▸ Work to complete
In the entries below, count each line holding the word "interview". Answer with the total alone.

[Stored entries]
============

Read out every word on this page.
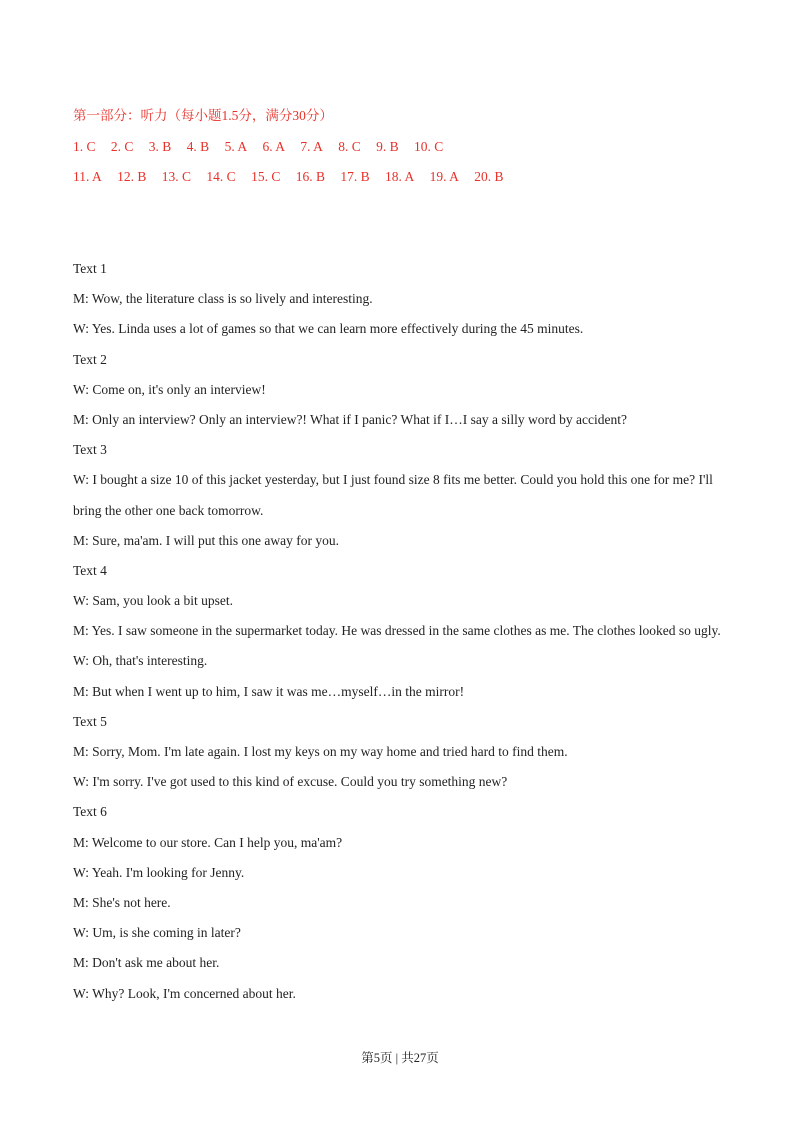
第一部分：听力（每小题1.5分，满分30分）
1. C 2. C 3. B 4. B 5. A 6. A 7. A 8. C 9. B 10. C
11. A 12. B 13. C 14. C 15. C 16. B 17. B 18. A 19. A 20. B
Text 1
M: Wow, the literature class is so lively and interesting.
W: Yes. Linda uses a lot of games so that we can learn more effectively during the 45 minutes.
Text 2
W: Come on, it's only an interview!
M: Only an interview? Only an interview?! What if I panic? What if I…I say a silly word by accident?
Text 3
W: I bought a size 10 of this jacket yesterday, but I just found size 8 fits me better. Could you hold this one for me? I'll bring the other one back tomorrow.
M: Sure, ma'am. I will put this one away for you.
Text 4
W: Sam, you look a bit upset.
M: Yes. I saw someone in the supermarket today. He was dressed in the same clothes as me. The clothes looked so ugly.
W: Oh, that's interesting.
M: But when I went up to him, I saw it was me…myself…in the mirror!
Text 5
M: Sorry, Mom. I'm late again. I lost my keys on my way home and tried hard to find them.
W: I'm sorry. I've got used to this kind of excuse. Could you try something new?
Text 6
M: Welcome to our store. Can I help you, ma'am?
W: Yeah. I'm looking for Jenny.
M: She's not here.
W: Um, is she coming in later?
M: Don't ask me about her.
W: Why? Look, I'm concerned about her.
第5页 | 共27页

============

▸ Output for this exercise
2